Only the pictures stay out; every record is to be quoted exactly.
*** SUPPLIED RECORDS
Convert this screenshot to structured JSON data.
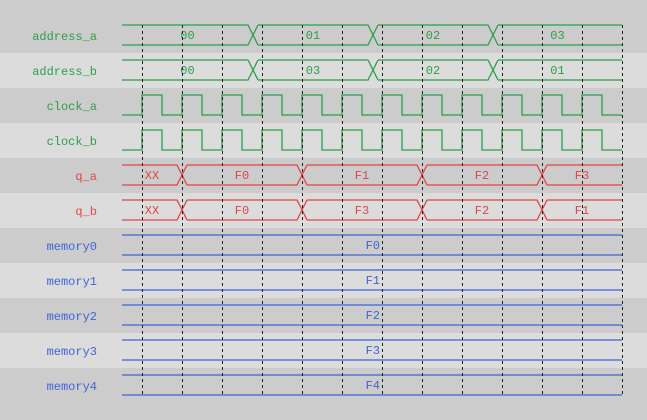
{
  "colors": {
    "bg_dark": "#cccccc",
    "bg_light": "#dcdcdc",
    "green": "#2ca048",
    "red": "#e04646",
    "blue": "#3f63d6",
    "grid": "#222222"
  },
  "signals": [
    {
      "name": "address_a",
      "kind": "bus",
      "color": "green",
      "values": [
        "00",
        "01",
        "02",
        "03"
      ]
    },
    {
      "name": "address_b",
      "kind": "bus",
      "color": "green",
      "values": [
        "00",
        "03",
        "02",
        "01"
      ]
    },
    {
      "name": "clock_a",
      "kind": "clock",
      "color": "green"
    },
    {
      "name": "clock_b",
      "kind": "clock",
      "color": "green"
    },
    {
      "name": "q_a",
      "kind": "bus",
      "color": "red",
      "values": [
        "XX",
        "F0",
        "F1",
        "F2",
        "F3"
      ]
    },
    {
      "name": "q_b",
      "kind": "bus",
      "color": "red",
      "values": [
        "XX",
        "F0",
        "F3",
        "F2",
        "F1"
      ]
    },
    {
      "name": "memory0",
      "kind": "const",
      "color": "blue",
      "values": [
        "F0"
      ]
    },
    {
      "name": "memory1",
      "kind": "const",
      "color": "blue",
      "values": [
        "F1"
      ]
    },
    {
      "name": "memory2",
      "kind": "const",
      "color": "blue",
      "values": [
        "F2"
      ]
    },
    {
      "name": "memory3",
      "kind": "const",
      "color": "blue",
      "values": [
        "F3"
      ]
    },
    {
      "name": "memory4",
      "kind": "const",
      "color": "blue",
      "values": [
        "F4"
      ]
    }
  ]
}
******
CORRECT ANSWER:
Convert this screenshot to structured JSON data.
{
  "colors": {
    "bg_dark": "#cccccc",
    "bg_light": "#dcdcdc",
    "green": "#2ca048",
    "red": "#e04646",
    "blue": "#3f63d6",
    "grid": "#222222"
  },
  "signals": [
    {
      "name": "address_a",
      "kind": "bus",
      "color": "green",
      "values": [
        "00",
        "01",
        "02",
        "03"
      ]
    },
    {
      "name": "address_b",
      "kind": "bus",
      "color": "green",
      "values": [
        "00",
        "03",
        "02",
        "01"
      ]
    },
    {
      "name": "clock_a",
      "kind": "clock",
      "color": "green"
    },
    {
      "name": "clock_b",
      "kind": "clock",
      "color": "green"
    },
    {
      "name": "q_a",
      "kind": "bus",
      "color": "red",
      "values": [
        "XX",
        "F0",
        "F1",
        "F2",
        "F3"
      ]
    },
    {
      "name": "q_b",
      "kind": "bus",
      "color": "red",
      "values": [
        "XX",
        "F0",
        "F3",
        "F2",
        "F1"
      ]
    },
    {
      "name": "memory0",
      "kind": "const",
      "color": "blue",
      "values": [
        "F0"
      ]
    },
    {
      "name": "memory1",
      "kind": "const",
      "color": "blue",
      "values": [
        "F1"
      ]
    },
    {
      "name": "memory2",
      "kind": "const",
      "color": "blue",
      "values": [
        "F2"
      ]
    },
    {
      "name": "memory3",
      "kind": "const",
      "color": "blue",
      "values": [
        "F3"
      ]
    },
    {
      "name": "memory4",
      "kind": "const",
      "color": "blue",
      "values": [
        "F4"
      ]
    }
  ]
}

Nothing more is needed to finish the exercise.